Every line of the material below should be repeated exactly.
:: Entries shown ::
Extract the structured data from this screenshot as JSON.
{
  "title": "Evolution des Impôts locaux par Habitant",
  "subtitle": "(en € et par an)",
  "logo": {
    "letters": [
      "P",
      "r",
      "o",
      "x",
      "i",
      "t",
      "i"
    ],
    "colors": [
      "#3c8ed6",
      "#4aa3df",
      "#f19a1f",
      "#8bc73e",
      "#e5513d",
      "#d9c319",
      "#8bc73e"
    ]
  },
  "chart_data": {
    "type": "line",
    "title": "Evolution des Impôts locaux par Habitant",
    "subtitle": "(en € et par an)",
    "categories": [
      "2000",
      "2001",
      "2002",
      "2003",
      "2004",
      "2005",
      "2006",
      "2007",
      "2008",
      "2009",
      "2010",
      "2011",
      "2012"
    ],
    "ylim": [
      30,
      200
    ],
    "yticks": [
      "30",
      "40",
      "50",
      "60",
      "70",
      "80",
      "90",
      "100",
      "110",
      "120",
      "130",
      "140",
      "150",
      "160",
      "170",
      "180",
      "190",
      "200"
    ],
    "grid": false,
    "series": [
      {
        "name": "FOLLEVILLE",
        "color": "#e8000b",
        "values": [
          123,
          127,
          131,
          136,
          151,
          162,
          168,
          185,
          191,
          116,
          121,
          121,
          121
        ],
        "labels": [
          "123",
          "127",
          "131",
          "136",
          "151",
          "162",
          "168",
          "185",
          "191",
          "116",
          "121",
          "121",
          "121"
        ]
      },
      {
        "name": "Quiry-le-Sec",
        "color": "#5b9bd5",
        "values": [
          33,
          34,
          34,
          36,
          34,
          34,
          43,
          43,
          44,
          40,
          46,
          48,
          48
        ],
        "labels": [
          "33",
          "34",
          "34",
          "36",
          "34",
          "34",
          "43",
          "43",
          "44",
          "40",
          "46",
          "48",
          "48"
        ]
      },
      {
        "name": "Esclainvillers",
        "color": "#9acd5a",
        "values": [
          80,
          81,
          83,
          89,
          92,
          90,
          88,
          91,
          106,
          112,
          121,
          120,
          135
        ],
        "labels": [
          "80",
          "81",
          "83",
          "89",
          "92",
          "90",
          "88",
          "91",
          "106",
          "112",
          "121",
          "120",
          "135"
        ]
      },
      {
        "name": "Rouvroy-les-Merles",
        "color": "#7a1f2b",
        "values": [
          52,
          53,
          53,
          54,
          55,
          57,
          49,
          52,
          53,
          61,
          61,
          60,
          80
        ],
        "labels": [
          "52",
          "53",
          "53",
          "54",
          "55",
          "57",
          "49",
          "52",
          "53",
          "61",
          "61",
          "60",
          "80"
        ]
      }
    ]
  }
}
:::
[Reply]
Extract the structured data from this screenshot as JSON.
{
  "title": "Evolution des Impôts locaux par Habitant",
  "subtitle": "(en € et par an)",
  "logo": {
    "letters": [
      "P",
      "r",
      "o",
      "x",
      "i",
      "t",
      "i"
    ],
    "colors": [
      "#3c8ed6",
      "#4aa3df",
      "#f19a1f",
      "#8bc73e",
      "#e5513d",
      "#d9c319",
      "#8bc73e"
    ]
  },
  "chart_data": {
    "type": "line",
    "title": "Evolution des Impôts locaux par Habitant",
    "subtitle": "(en € et par an)",
    "categories": [
      "2000",
      "2001",
      "2002",
      "2003",
      "2004",
      "2005",
      "2006",
      "2007",
      "2008",
      "2009",
      "2010",
      "2011",
      "2012"
    ],
    "ylim": [
      30,
      200
    ],
    "yticks": [
      "30",
      "40",
      "50",
      "60",
      "70",
      "80",
      "90",
      "100",
      "110",
      "120",
      "130",
      "140",
      "150",
      "160",
      "170",
      "180",
      "190",
      "200"
    ],
    "grid": false,
    "series": [
      {
        "name": "FOLLEVILLE",
        "color": "#e8000b",
        "values": [
          123,
          127,
          131,
          136,
          151,
          162,
          168,
          185,
          191,
          116,
          121,
          121,
          121
        ],
        "labels": [
          "123",
          "127",
          "131",
          "136",
          "151",
          "162",
          "168",
          "185",
          "191",
          "116",
          "121",
          "121",
          "121"
        ]
      },
      {
        "name": "Quiry-le-Sec",
        "color": "#5b9bd5",
        "values": [
          33,
          34,
          34,
          36,
          34,
          34,
          43,
          43,
          44,
          40,
          46,
          48,
          48
        ],
        "labels": [
          "33",
          "34",
          "34",
          "36",
          "34",
          "34",
          "43",
          "43",
          "44",
          "40",
          "46",
          "48",
          "48"
        ]
      },
      {
        "name": "Esclainvillers",
        "color": "#9acd5a",
        "values": [
          80,
          81,
          83,
          89,
          92,
          90,
          88,
          91,
          106,
          112,
          121,
          120,
          135
        ],
        "labels": [
          "80",
          "81",
          "83",
          "89",
          "92",
          "90",
          "88",
          "91",
          "106",
          "112",
          "121",
          "120",
          "135"
        ]
      },
      {
        "name": "Rouvroy-les-Merles",
        "color": "#7a1f2b",
        "values": [
          52,
          53,
          53,
          54,
          55,
          57,
          49,
          52,
          53,
          61,
          61,
          60,
          80
        ],
        "labels": [
          "52",
          "53",
          "53",
          "54",
          "55",
          "57",
          "49",
          "52",
          "53",
          "61",
          "61",
          "60",
          "80"
        ]
      }
    ]
  }
}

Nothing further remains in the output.